-- Entries from a dataset --
-- begin --

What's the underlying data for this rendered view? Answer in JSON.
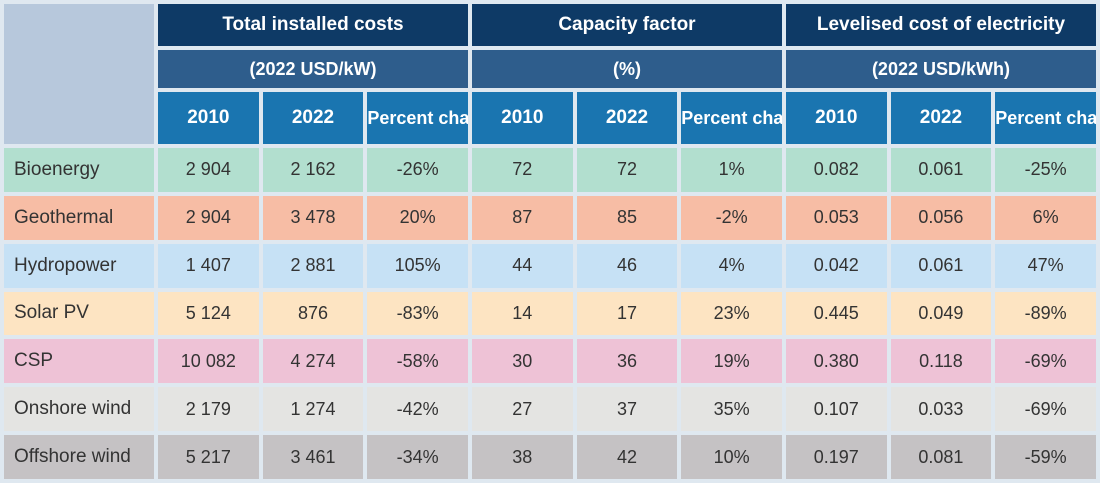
{
  "colors": {
    "header_dark": "#0e3a66",
    "header_mid": "#2e5d8c",
    "header_year": "#1a75b0",
    "corner": "#b7c8dc",
    "background": "#dfe8f0"
  },
  "chart_data": {
    "type": "table",
    "groups": [
      {
        "title": "Total installed costs",
        "unit": "(2022 USD/kW)"
      },
      {
        "title": "Capacity factor",
        "unit": "(%)"
      },
      {
        "title": "Levelised cost of electricity",
        "unit": "(2022 USD/kWh)"
      }
    ],
    "subheaders": [
      "2010",
      "2022",
      "Percent change"
    ],
    "rows": [
      {
        "label": "Bioenergy",
        "color": "#b2dfcf",
        "values": [
          "2 904",
          "2 162",
          "-26%",
          "72",
          "72",
          "1%",
          "0.082",
          "0.061",
          "-25%"
        ]
      },
      {
        "label": "Geothermal",
        "color": "#f7bda5",
        "values": [
          "2 904",
          "3 478",
          "20%",
          "87",
          "85",
          "-2%",
          "0.053",
          "0.056",
          "6%"
        ]
      },
      {
        "label": "Hydropower",
        "color": "#c6e1f5",
        "values": [
          "1 407",
          "2 881",
          "105%",
          "44",
          "46",
          "4%",
          "0.042",
          "0.061",
          "47%"
        ]
      },
      {
        "label": "Solar PV",
        "color": "#fde4c2",
        "values": [
          "5 124",
          "876",
          "-83%",
          "14",
          "17",
          "23%",
          "0.445",
          "0.049",
          "-89%"
        ]
      },
      {
        "label": "CSP",
        "color": "#eec2d6",
        "values": [
          "10 082",
          "4 274",
          "-58%",
          "30",
          "36",
          "19%",
          "0.380",
          "0.118",
          "-69%"
        ]
      },
      {
        "label": "Onshore wind",
        "color": "#e4e4e2",
        "values": [
          "2 179",
          "1 274",
          "-42%",
          "27",
          "37",
          "35%",
          "0.107",
          "0.033",
          "-69%"
        ]
      },
      {
        "label": "Offshore wind",
        "color": "#c5c2c4",
        "values": [
          "5 217",
          "3 461",
          "-34%",
          "38",
          "42",
          "10%",
          "0.197",
          "0.081",
          "-59%"
        ]
      }
    ]
  }
}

-- end --

-- WHAT THE TASK ASKS --
Quote all of the entries word for word, omitting any pictures.

-- WRITTEN SOLUTION --
What's the underlying data for this rendered view? Answer in JSON.
{
  "colors": {
    "header_dark": "#0e3a66",
    "header_mid": "#2e5d8c",
    "header_year": "#1a75b0",
    "corner": "#b7c8dc",
    "background": "#dfe8f0"
  },
  "chart_data": {
    "type": "table",
    "groups": [
      {
        "title": "Total installed costs",
        "unit": "(2022 USD/kW)"
      },
      {
        "title": "Capacity factor",
        "unit": "(%)"
      },
      {
        "title": "Levelised cost of electricity",
        "unit": "(2022 USD/kWh)"
      }
    ],
    "subheaders": [
      "2010",
      "2022",
      "Percent change"
    ],
    "rows": [
      {
        "label": "Bioenergy",
        "color": "#b2dfcf",
        "values": [
          "2 904",
          "2 162",
          "-26%",
          "72",
          "72",
          "1%",
          "0.082",
          "0.061",
          "-25%"
        ]
      },
      {
        "label": "Geothermal",
        "color": "#f7bda5",
        "values": [
          "2 904",
          "3 478",
          "20%",
          "87",
          "85",
          "-2%",
          "0.053",
          "0.056",
          "6%"
        ]
      },
      {
        "label": "Hydropower",
        "color": "#c6e1f5",
        "values": [
          "1 407",
          "2 881",
          "105%",
          "44",
          "46",
          "4%",
          "0.042",
          "0.061",
          "47%"
        ]
      },
      {
        "label": "Solar PV",
        "color": "#fde4c2",
        "values": [
          "5 124",
          "876",
          "-83%",
          "14",
          "17",
          "23%",
          "0.445",
          "0.049",
          "-89%"
        ]
      },
      {
        "label": "CSP",
        "color": "#eec2d6",
        "values": [
          "10 082",
          "4 274",
          "-58%",
          "30",
          "36",
          "19%",
          "0.380",
          "0.118",
          "-69%"
        ]
      },
      {
        "label": "Onshore wind",
        "color": "#e4e4e2",
        "values": [
          "2 179",
          "1 274",
          "-42%",
          "27",
          "37",
          "35%",
          "0.107",
          "0.033",
          "-69%"
        ]
      },
      {
        "label": "Offshore wind",
        "color": "#c5c2c4",
        "values": [
          "5 217",
          "3 461",
          "-34%",
          "38",
          "42",
          "10%",
          "0.197",
          "0.081",
          "-59%"
        ]
      }
    ]
  }
}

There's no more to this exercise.